Answer with nothing except the number of lines that contain the word "含研究生".

» Stored data
━━━━━━

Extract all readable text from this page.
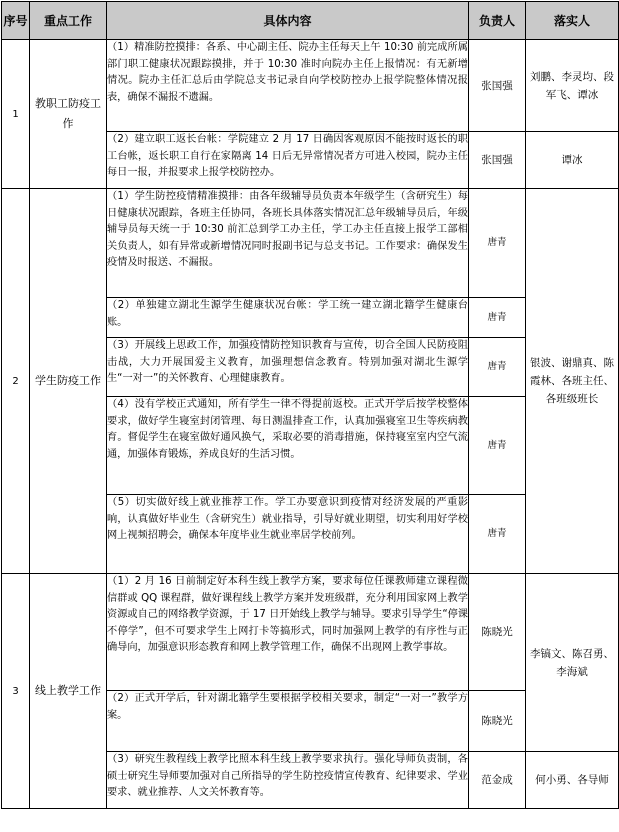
序号	重点工作	具体内容	负责人	落实人
1	教职工防疫工作	（1）精准防控摸排：各系、中心副主任、院办主任每天上午 10:30 前完成所属部门职工健康状况跟踪摸排，并于 10:30 准时向院办主任上报情况：有无新增情况。院办主任汇总后由学院总支书记录自向学校防控办上报学院整体情况报表，确保不漏报不遗漏。	张国强	刘鹏、李灵均、段军飞、谭冰
		（2）建立职工返长台帐：学院建立 2 月 17 日确因客观原因不能按时返长的职工台帐，返长职工自行在家隔离 14 日后无异常情况者方可进入校园，院办主任每日一报，并报要求上报学校防控办。	张国强	谭冰
2	学生防疫工作	（1）学生防控疫情精准摸排：由各年级辅导员负责本年级学生（含研究生）每日健康状况跟踪，各班主任协同，各班长具体落实情况汇总年级辅导员后，年级辅导员每天统一于 10:30 前汇总到学工办主任，学工办主任直接上报学工部相关负责人，如有异常或新增情况同时报副书记与总支书记。工作要求：确保发生疫情及时报送、不漏报。	唐青	银波、谢鼎真、陈霞林、各班主任、各班级班长
		（2）单独建立湖北生源学生健康状况台帐：学工统一建立湖北籍学生健康台账。	唐青	
		（3）开展线上思政工作，加强疫情防控知识教育与宣传，切合全国人民防疫阻击战，大力开展国爱主义教育，加强理想信念教育。特别加强对湖北生源学生“一对一”的关怀教育、心理健康教育。	唐青	
		（4）没有学校正式通知，所有学生一律不得提前返校。正式开学后按学校整体要求，做好学生寝室封闭管理、每日测温排查工作，认真加强寝室卫生等疾病教育。督促学生在寝室做好通风换气，采取必要的消毒措施，保持寝室室内空气流通，加强体育锻炼，养成良好的生活习惯。	唐青	
		（5）切实做好线上就业推荐工作。学工办要意识到疫情对经济发展的严重影响，认真做好毕业生（含研究生）就业指导，引导好就业期望，切实利用好学校网上视频招聘会，确保本年度毕业生就业率居学校前列。	唐青	
3	线上教学工作	（1）2 月 16 日前制定好本科生线上教学方案，要求每位任课教师建立课程微信群或 QQ 课程群，做好课程线上教学方案并发班级群，充分利用国家网上教学资源或自己的网络教学资源，于 17 日开始线上教学与辅导。要求引导学生“停课不停学”，但不可要求学生上网打卡等搞形式，同时加强网上教学的有序性与正确导向，加强意识形态教育和网上教学管理工作，确保不出现网上教学事故。	陈晓光	李镐文、陈召勇、李海斌
		（2）正式开学后，针对湖北籍学生要根据学校相关要求，制定“一对一”教学方案。	陈晓光	
		（3）研究生教程线上教学比照本科生线上教学要求执行。强化导师负责制，各硕士研究生导师要加强对自己所指导的学生防控疫情宣传教育、纪律要求、学业要求、就业推荐、人文关怀教育等。	范金成	何小勇、各导师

━━━━━━

» Final result
2